Take the material and output all of it exactly.

Data records:
━━━━━━━━━━

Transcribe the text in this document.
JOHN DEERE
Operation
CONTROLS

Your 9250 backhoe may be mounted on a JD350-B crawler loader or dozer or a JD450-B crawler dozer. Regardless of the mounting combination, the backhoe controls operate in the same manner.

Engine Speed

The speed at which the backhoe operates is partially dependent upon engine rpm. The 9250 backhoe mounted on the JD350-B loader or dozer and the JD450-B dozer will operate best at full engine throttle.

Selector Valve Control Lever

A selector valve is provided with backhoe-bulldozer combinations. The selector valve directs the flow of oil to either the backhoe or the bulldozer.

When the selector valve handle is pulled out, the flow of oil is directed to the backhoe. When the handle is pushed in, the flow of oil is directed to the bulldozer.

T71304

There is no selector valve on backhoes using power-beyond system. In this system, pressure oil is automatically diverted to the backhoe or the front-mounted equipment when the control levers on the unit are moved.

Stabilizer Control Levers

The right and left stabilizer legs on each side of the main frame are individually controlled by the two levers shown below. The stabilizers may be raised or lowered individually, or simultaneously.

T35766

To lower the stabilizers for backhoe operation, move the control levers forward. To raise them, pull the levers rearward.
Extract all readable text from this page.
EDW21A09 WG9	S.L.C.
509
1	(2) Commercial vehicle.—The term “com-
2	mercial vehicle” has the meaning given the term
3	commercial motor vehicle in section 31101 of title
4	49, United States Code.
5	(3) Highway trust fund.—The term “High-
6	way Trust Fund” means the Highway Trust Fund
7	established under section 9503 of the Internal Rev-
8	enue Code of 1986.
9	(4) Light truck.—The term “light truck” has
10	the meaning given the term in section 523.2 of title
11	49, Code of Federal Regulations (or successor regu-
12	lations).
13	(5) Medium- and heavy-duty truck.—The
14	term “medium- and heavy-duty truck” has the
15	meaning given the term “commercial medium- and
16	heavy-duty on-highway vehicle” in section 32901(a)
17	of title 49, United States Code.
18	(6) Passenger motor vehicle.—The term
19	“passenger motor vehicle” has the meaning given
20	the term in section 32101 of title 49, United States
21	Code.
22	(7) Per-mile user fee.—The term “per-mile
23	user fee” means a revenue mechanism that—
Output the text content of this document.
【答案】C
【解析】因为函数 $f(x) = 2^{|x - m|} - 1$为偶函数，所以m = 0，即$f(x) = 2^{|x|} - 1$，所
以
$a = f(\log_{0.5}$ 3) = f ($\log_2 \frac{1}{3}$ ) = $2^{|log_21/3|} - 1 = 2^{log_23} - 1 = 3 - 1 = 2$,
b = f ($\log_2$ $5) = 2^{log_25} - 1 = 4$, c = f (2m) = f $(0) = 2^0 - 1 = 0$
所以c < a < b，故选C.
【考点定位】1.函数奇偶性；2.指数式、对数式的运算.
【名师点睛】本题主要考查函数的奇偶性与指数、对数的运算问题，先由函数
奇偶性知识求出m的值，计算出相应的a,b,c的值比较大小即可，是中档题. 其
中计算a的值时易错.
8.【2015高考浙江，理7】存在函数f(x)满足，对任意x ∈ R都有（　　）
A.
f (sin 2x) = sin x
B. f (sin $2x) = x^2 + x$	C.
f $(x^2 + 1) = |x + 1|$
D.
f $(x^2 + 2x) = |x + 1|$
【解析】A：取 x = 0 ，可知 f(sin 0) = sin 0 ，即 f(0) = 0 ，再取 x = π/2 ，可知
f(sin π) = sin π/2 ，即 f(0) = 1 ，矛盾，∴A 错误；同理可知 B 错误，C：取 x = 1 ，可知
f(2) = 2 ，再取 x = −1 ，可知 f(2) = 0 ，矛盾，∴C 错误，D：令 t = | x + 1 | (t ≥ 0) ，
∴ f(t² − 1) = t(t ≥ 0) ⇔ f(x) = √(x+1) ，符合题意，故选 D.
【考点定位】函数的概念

━━━━━━━━━━

[Response to this task]
Transcribe the text in this document.
JOHN DEERE
Operation
CONTROLS

Your 9250 backhoe may be mounted on a JD350-B crawler loader or dozer or a JD450-B crawler dozer. Regardless of the mounting combination, the backhoe controls operate in the same manner.

Engine Speed

The speed at which the backhoe operates is partially dependent upon engine rpm. The 9250 backhoe mounted on the JD350-B loader or dozer and the JD450-B dozer will operate best at full engine throttle.

Selector Valve Control Lever

A selector valve is provided with backhoe-bulldozer combinations. The selector valve directs the flow of oil to either the backhoe or the bulldozer.

When the selector valve handle is pulled out, the flow of oil is directed to the backhoe. When the handle is pushed in, the flow of oil is directed to the bulldozer.

T71304

There is no selector valve on backhoes using power-beyond system. In this system, pressure oil is automatically diverted to the backhoe or the front-mounted equipment when the control levers on the unit are moved.

Stabilizer Control Levers

The right and left stabilizer legs on each side of the main frame are individually controlled by the two levers shown below. The stabilizers may be raised or lowered individually, or simultaneously.

T35766

To lower the stabilizers for backhoe operation, move the control levers forward. To raise them, pull the levers rearward.
Extract all readable text from this page.
EDW21A09 WG9	S.L.C.
509
1	(2) Commercial vehicle.—The term “com-
2	mercial vehicle” has the meaning given the term
3	commercial motor vehicle in section 31101 of title
4	49, United States Code.
5	(3) Highway trust fund.—The term “High-
6	way Trust Fund” means the Highway Trust Fund
7	established under section 9503 of the Internal Rev-
8	enue Code of 1986.
9	(4) Light truck.—The term “light truck” has
10	the meaning given the term in section 523.2 of title
11	49, Code of Federal Regulations (or successor regu-
12	lations).
13	(5) Medium- and heavy-duty truck.—The
14	term “medium- and heavy-duty truck” has the
15	meaning given the term “commercial medium- and
16	heavy-duty on-highway vehicle” in section 32901(a)
17	of title 49, United States Code.
18	(6) Passenger motor vehicle.—The term
19	“passenger motor vehicle” has the meaning given
20	the term in section 32101 of title 49, United States
21	Code.
22	(7) Per-mile user fee.—The term “per-mile
23	user fee” means a revenue mechanism that—
Output the text content of this document.
【答案】C
【解析】因为函数 $f(x) = 2^{|x - m|} - 1$为偶函数，所以m = 0，即$f(x) = 2^{|x|} - 1$，所
以
$a = f(\log_{0.5}$ 3) = f ($\log_2 \frac{1}{3}$ ) = $2^{|log_21/3|} - 1 = 2^{log_23} - 1 = 3 - 1 = 2$,
b = f ($\log_2$ $5) = 2^{log_25} - 1 = 4$, c = f (2m) = f $(0) = 2^0 - 1 = 0$
所以c < a < b，故选C.
【考点定位】1.函数奇偶性；2.指数式、对数式的运算.
【名师点睛】本题主要考查函数的奇偶性与指数、对数的运算问题，先由函数
奇偶性知识求出m的值，计算出相应的a,b,c的值比较大小即可，是中档题. 其
中计算a的值时易错.
8.【2015高考浙江，理7】存在函数f(x)满足，对任意x ∈ R都有（　　）
A.
f (sin 2x) = sin x
B. f (sin $2x) = x^2 + x$	C.
f $(x^2 + 1) = |x + 1|$
D.
f $(x^2 + 2x) = |x + 1|$
【解析】A：取 x = 0 ，可知 f(sin 0) = sin 0 ，即 f(0) = 0 ，再取 x = π/2 ，可知
f(sin π) = sin π/2 ，即 f(0) = 1 ，矛盾，∴A 错误；同理可知 B 错误，C：取 x = 1 ，可知
f(2) = 2 ，再取 x = −1 ，可知 f(2) = 0 ，矛盾，∴C 错误，D：令 t = | x + 1 | (t ≥ 0) ，
∴ f(t² − 1) = t(t ≥ 0) ⇔ f(x) = √(x+1) ，符合题意，故选 D.
【考点定位】函数的概念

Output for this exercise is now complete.